**WRITTEN TASK:**
Could you reproduce the listing below line for line, leaving every character unchanged?

**TASK DATA:**
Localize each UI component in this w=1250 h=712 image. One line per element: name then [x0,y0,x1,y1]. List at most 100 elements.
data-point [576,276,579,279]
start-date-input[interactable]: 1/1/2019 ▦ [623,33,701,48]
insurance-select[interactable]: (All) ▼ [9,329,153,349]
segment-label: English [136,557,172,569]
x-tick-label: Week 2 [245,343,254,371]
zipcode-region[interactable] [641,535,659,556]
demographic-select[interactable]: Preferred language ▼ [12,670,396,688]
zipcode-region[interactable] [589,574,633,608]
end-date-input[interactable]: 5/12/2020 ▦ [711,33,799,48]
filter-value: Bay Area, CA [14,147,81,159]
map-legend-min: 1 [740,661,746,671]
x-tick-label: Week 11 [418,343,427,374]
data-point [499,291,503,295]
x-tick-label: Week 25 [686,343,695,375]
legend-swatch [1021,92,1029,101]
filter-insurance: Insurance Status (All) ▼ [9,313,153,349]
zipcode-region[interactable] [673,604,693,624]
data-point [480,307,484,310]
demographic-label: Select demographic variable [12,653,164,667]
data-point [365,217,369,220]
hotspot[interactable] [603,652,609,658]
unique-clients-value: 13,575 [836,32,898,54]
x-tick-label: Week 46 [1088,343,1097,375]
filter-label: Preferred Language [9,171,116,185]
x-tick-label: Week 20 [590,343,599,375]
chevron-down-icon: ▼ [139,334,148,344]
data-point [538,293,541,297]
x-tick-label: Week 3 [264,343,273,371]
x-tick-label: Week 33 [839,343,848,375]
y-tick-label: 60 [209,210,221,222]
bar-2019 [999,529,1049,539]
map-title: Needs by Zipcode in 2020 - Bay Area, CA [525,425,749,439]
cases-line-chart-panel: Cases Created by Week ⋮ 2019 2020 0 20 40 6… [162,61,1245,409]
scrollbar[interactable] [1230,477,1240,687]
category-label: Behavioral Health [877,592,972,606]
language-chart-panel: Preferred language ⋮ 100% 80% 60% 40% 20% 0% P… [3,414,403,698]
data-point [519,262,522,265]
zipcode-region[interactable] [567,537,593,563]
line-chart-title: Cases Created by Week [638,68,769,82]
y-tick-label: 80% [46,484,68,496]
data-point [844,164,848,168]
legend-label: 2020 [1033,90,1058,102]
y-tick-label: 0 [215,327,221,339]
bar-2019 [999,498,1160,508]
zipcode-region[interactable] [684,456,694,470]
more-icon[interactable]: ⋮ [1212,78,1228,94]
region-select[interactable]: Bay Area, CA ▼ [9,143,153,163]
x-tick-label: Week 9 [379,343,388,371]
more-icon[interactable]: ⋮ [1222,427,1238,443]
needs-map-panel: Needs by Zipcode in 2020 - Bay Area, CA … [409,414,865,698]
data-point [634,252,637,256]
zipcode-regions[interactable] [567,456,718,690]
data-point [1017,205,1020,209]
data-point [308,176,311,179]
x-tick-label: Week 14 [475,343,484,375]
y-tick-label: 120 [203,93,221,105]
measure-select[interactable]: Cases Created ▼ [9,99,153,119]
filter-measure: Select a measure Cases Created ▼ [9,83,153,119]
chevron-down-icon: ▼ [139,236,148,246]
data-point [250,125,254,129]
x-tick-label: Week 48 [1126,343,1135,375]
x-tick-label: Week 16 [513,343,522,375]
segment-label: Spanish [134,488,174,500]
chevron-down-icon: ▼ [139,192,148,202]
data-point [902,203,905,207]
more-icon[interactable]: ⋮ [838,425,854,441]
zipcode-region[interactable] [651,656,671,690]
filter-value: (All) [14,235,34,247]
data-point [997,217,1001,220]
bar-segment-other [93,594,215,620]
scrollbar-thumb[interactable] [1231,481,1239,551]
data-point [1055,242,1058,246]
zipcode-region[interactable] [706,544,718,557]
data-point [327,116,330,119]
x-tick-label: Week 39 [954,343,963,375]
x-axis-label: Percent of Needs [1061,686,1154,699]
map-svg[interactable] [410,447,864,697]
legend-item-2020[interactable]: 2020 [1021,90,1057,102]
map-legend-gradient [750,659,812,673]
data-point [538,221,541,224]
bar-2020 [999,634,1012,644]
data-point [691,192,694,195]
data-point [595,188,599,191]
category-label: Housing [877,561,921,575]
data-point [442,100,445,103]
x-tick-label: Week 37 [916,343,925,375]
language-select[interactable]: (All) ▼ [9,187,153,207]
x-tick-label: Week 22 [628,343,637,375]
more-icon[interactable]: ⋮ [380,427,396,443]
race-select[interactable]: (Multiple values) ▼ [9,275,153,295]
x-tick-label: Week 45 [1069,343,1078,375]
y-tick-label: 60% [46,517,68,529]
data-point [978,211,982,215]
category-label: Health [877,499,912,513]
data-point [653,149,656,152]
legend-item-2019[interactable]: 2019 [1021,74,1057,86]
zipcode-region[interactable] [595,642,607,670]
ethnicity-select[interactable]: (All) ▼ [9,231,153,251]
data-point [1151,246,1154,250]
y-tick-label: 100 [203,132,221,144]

**TASK SOLUTION:**
Localize each UI component in this w=1250 h=712 image. One line per element: name then [x0,y0,x1,y1]. List at most 100 elements.
data-point [576,276,579,279]
start-date-input[interactable]: 1/1/2019 ▦ [623,33,701,48]
insurance-select[interactable]: (All) ▼ [9,329,153,349]
segment-label: English [136,557,172,569]
x-tick-label: Week 2 [245,343,254,371]
zipcode-region[interactable] [641,535,659,556]
demographic-select[interactable]: Preferred language ▼ [12,670,396,688]
zipcode-region[interactable] [589,574,633,608]
end-date-input[interactable]: 5/12/2020 ▦ [711,33,799,48]
filter-value: Bay Area, CA [14,147,81,159]
map-legend-min: 1 [740,661,746,671]
x-tick-label: Week 11 [418,343,427,374]
data-point [499,291,503,295]
x-tick-label: Week 25 [686,343,695,375]
legend-swatch [1021,92,1029,101]
filter-insurance: Insurance Status (All) ▼ [9,313,153,349]
zipcode-region[interactable] [673,604,693,624]
data-point [480,307,484,310]
demographic-label: Select demographic variable [12,653,164,667]
data-point [365,217,369,220]
hotspot[interactable] [603,652,609,658]
unique-clients-value: 13,575 [836,32,898,54]
x-tick-label: Week 46 [1088,343,1097,375]
filter-label: Preferred Language [9,171,116,185]
x-tick-label: Week 20 [590,343,599,375]
chevron-down-icon: ▼ [139,334,148,344]
data-point [538,293,541,297]
x-tick-label: Week 3 [264,343,273,371]
x-tick-label: Week 33 [839,343,848,375]
y-tick-label: 60 [209,210,221,222]
bar-2019 [999,529,1049,539]
map-title: Needs by Zipcode in 2020 - Bay Area, CA [525,425,749,439]
cases-line-chart-panel: Cases Created by Week ⋮ 2019 2020 0 20 40 6… [162,61,1245,409]
scrollbar[interactable] [1230,477,1240,687]
category-label: Behavioral Health [877,592,972,606]
language-chart-panel: Preferred language ⋮ 100% 80% 60% 40% 20% 0% P… [3,414,403,698]
data-point [519,262,522,265]
zipcode-region[interactable] [567,537,593,563]
line-chart-title: Cases Created by Week [638,68,769,82]
y-tick-label: 80% [46,484,68,496]
data-point [844,164,848,168]
legend-label: 2020 [1033,90,1058,102]
y-tick-label: 0 [215,327,221,339]
bar-2019 [999,498,1160,508]
zipcode-region[interactable] [684,456,694,470]
more-icon[interactable]: ⋮ [1212,78,1228,94]
region-select[interactable]: Bay Area, CA ▼ [9,143,153,163]
x-tick-label: Week 9 [379,343,388,371]
more-icon[interactable]: ⋮ [1222,427,1238,443]
needs-map-panel: Needs by Zipcode in 2020 - Bay Area, CA … [409,414,865,698]
data-point [634,252,637,256]
zipcode-regions[interactable] [567,456,718,690]
data-point [1017,205,1020,209]
data-point [308,176,311,179]
x-tick-label: Week 14 [475,343,484,375]
y-tick-label: 120 [203,93,221,105]
measure-select[interactable]: Cases Created ▼ [9,99,153,119]
filter-measure: Select a measure Cases Created ▼ [9,83,153,119]
chevron-down-icon: ▼ [139,236,148,246]
data-point [250,125,254,129]
x-tick-label: Week 48 [1126,343,1135,375]
x-tick-label: Week 16 [513,343,522,375]
segment-label: Spanish [134,488,174,500]
chevron-down-icon: ▼ [139,192,148,202]
data-point [902,203,905,207]
more-icon[interactable]: ⋮ [838,425,854,441]
zipcode-region[interactable] [651,656,671,690]
filter-value: (All) [14,235,34,247]
data-point [997,217,1001,220]
bar-segment-other [93,594,215,620]
scrollbar-thumb[interactable] [1231,481,1239,551]
data-point [1055,242,1058,246]
zipcode-region[interactable] [706,544,718,557]
data-point [327,116,330,119]
x-tick-label: Week 39 [954,343,963,375]
x-axis-label: Percent of Needs [1061,686,1154,699]
map-svg[interactable] [410,447,864,697]
legend-item-2020[interactable]: 2020 [1021,90,1057,102]
map-legend-gradient [750,659,812,673]
data-point [538,221,541,224]
bar-2020 [999,634,1012,644]
data-point [691,192,694,195]
data-point [595,188,599,191]
category-label: Housing [877,561,921,575]
data-point [442,100,445,103]
x-tick-label: Week 37 [916,343,925,375]
language-select[interactable]: (All) ▼ [9,187,153,207]
x-tick-label: Week 22 [628,343,637,375]
more-icon[interactable]: ⋮ [380,427,396,443]
race-select[interactable]: (Multiple values) ▼ [9,275,153,295]
x-tick-label: Week 45 [1069,343,1078,375]
y-tick-label: 60% [46,517,68,529]
data-point [978,211,982,215]
category-label: Health [877,499,912,513]
data-point [653,149,656,152]
legend-item-2019[interactable]: 2019 [1021,74,1057,86]
zipcode-region[interactable] [595,642,607,670]
ethnicity-select[interactable]: (All) ▼ [9,231,153,251]
data-point [1151,246,1154,250]
y-tick-label: 100 [203,132,221,144]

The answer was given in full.